* [What the task requires]: Work out the number of lines containing "this". Answer with nothing but that number.

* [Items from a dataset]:
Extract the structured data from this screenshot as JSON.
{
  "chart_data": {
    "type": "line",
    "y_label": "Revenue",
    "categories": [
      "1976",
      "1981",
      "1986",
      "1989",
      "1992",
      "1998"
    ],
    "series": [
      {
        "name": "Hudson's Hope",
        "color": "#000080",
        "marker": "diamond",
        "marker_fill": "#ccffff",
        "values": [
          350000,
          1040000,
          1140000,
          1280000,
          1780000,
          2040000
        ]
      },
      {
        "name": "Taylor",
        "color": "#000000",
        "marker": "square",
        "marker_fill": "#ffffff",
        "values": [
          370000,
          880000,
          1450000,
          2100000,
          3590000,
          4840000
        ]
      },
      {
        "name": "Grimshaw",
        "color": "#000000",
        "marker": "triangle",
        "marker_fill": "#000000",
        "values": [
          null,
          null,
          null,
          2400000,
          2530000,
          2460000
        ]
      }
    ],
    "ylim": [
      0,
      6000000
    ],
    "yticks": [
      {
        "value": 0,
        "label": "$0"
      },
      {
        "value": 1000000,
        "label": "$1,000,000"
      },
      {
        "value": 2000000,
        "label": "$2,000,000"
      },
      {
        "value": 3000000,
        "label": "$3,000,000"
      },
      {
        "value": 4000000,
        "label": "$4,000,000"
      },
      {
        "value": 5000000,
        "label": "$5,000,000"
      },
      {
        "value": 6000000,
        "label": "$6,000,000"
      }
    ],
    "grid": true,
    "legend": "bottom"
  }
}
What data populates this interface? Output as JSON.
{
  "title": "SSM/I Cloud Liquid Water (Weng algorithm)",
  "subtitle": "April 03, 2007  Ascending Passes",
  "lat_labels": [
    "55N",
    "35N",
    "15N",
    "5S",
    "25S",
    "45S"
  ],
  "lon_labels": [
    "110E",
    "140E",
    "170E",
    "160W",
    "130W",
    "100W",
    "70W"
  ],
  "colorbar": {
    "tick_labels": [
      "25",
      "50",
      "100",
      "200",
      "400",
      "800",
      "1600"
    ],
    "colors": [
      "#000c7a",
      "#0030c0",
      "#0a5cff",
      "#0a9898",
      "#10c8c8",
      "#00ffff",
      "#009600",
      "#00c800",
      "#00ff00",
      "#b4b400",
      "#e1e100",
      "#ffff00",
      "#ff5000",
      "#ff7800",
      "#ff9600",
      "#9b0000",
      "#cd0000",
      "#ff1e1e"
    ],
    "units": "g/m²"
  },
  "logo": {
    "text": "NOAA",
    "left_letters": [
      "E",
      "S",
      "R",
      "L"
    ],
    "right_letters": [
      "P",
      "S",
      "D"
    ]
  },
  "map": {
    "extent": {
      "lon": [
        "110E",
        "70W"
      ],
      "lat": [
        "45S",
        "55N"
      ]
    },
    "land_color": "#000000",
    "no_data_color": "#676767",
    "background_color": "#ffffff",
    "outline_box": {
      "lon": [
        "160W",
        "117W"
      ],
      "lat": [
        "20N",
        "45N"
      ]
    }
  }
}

* [Written answer]: 2